● **REQUIREMENTS**: Each entry must be given again exactly; images do not belong in the copy.

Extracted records
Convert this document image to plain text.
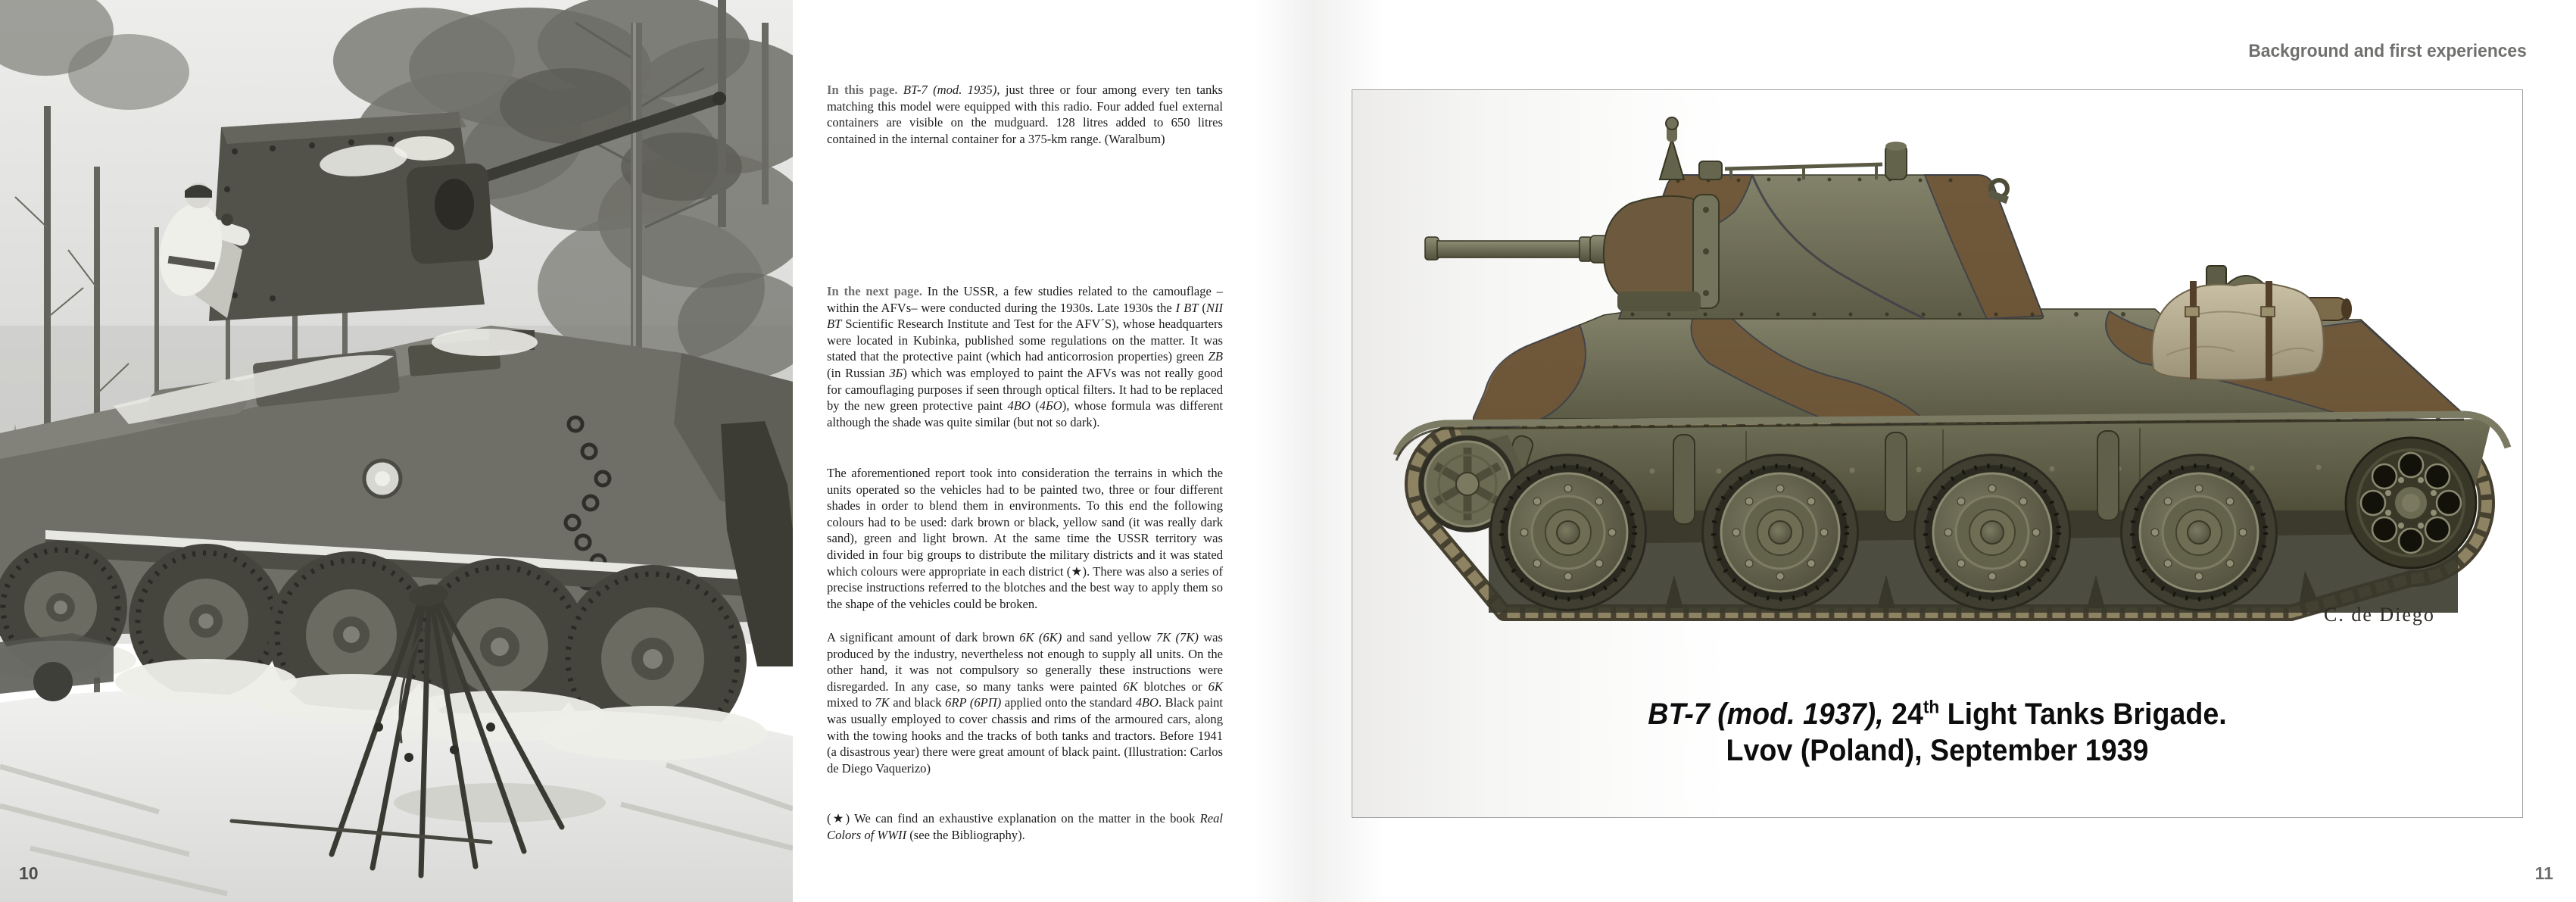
10

In this page. BT-7 (mod. 1935), just three or four among every ten tanks matching this model were equipped with this radio. Four added fuel external containers are visible on the mudguard. 128 litres added to 650 litres contained in the internal container for a 375-km range. (Waralbum)

In the next page. In the USSR, a few studies related to the camouflage –within the AFVs– were conducted during the 1930s. Late 1930s the I BT (NII BT Scientific Research Institute and Test for the AFV´S), whose headquarters were located in Kubinka, published some regulations on the matter. It was stated that the protective paint (which had anticorrosion properties) green ZB (in Russian ЗБ) which was employed to paint the AFVs was not really good for camouflaging purposes if seen through optical filters. It had to be replaced by the new green protective paint 4BO (4БО), whose formula was different although the shade was quite similar (but not so dark).

The aforementioned report took into consideration the terrains in which the units operated so the vehicles had to be painted two, three or four different shades in order to blend them in environments. To this end the following colours had to be used: dark brown or black, yellow sand (it was really dark sand), green and light brown. At the same time the USSR territory was divided in four big groups to distribute the military districts and it was stated which colours were appropriate in each district (★). There was also a series of precise instructions referred to the blotches and the best way to apply them so the shape of the vehicles could be broken.

A significant amount of dark brown 6K (6K) and sand yellow 7K (7K) was produced by the industry, nevertheless not enough to supply all units. On the other hand, it was not compulsory so generally these instructions were disregarded. In any case, so many tanks were painted 6K blotches or 6K mixed to 7K and black 6RP (6РП) applied onto the standard 4BO. Black paint was usually employed to cover chassis and rims of the armoured cars, along with the towing hooks and the tracks of both tanks and tractors. Before 1941 (a disastrous year) there were great amount of black paint. (Illustration: Carlos de Diego Vaquerizo)

(★) We can find an exhaustive explanation on the matter in the book Real Colors of WWII (see the Bibliography).

Background and first experiences
C. de Diego
BT-7 (mod. 1937), 24th Light Tanks Brigade.
Lvov (Poland), September 1939
11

● **PROBLEM SOLUTION**:
Convert this document image to plain text.
10

In this page. BT-7 (mod. 1935), just three or four among every ten tanks matching this model were equipped with this radio. Four added fuel external containers are visible on the mudguard. 128 litres added to 650 litres contained in the internal container for a 375-km range. (Waralbum)

In the next page. In the USSR, a few studies related to the camouflage –within the AFVs– were conducted during the 1930s. Late 1930s the I BT (NII BT Scientific Research Institute and Test for the AFV´S), whose headquarters were located in Kubinka, published some regulations on the matter. It was stated that the protective paint (which had anticorrosion properties) green ZB (in Russian ЗБ) which was employed to paint the AFVs was not really good for camouflaging purposes if seen through optical filters. It had to be replaced by the new green protective paint 4BO (4БО), whose formula was different although the shade was quite similar (but not so dark).

The aforementioned report took into consideration the terrains in which the units operated so the vehicles had to be painted two, three or four different shades in order to blend them in environments. To this end the following colours had to be used: dark brown or black, yellow sand (it was really dark sand), green and light brown. At the same time the USSR territory was divided in four big groups to distribute the military districts and it was stated which colours were appropriate in each district (★). There was also a series of precise instructions referred to the blotches and the best way to apply them so the shape of the vehicles could be broken.

A significant amount of dark brown 6K (6K) and sand yellow 7K (7K) was produced by the industry, nevertheless not enough to supply all units. On the other hand, it was not compulsory so generally these instructions were disregarded. In any case, so many tanks were painted 6K blotches or 6K mixed to 7K and black 6RP (6РП) applied onto the standard 4BO. Black paint was usually employed to cover chassis and rims of the armoured cars, along with the towing hooks and the tracks of both tanks and tractors. Before 1941 (a disastrous year) there were great amount of black paint. (Illustration: Carlos de Diego Vaquerizo)

(★) We can find an exhaustive explanation on the matter in the book Real Colors of WWII (see the Bibliography).

Background and first experiences
C. de Diego
BT-7 (mod. 1937), 24th Light Tanks Brigade.
Lvov (Poland), September 1939
11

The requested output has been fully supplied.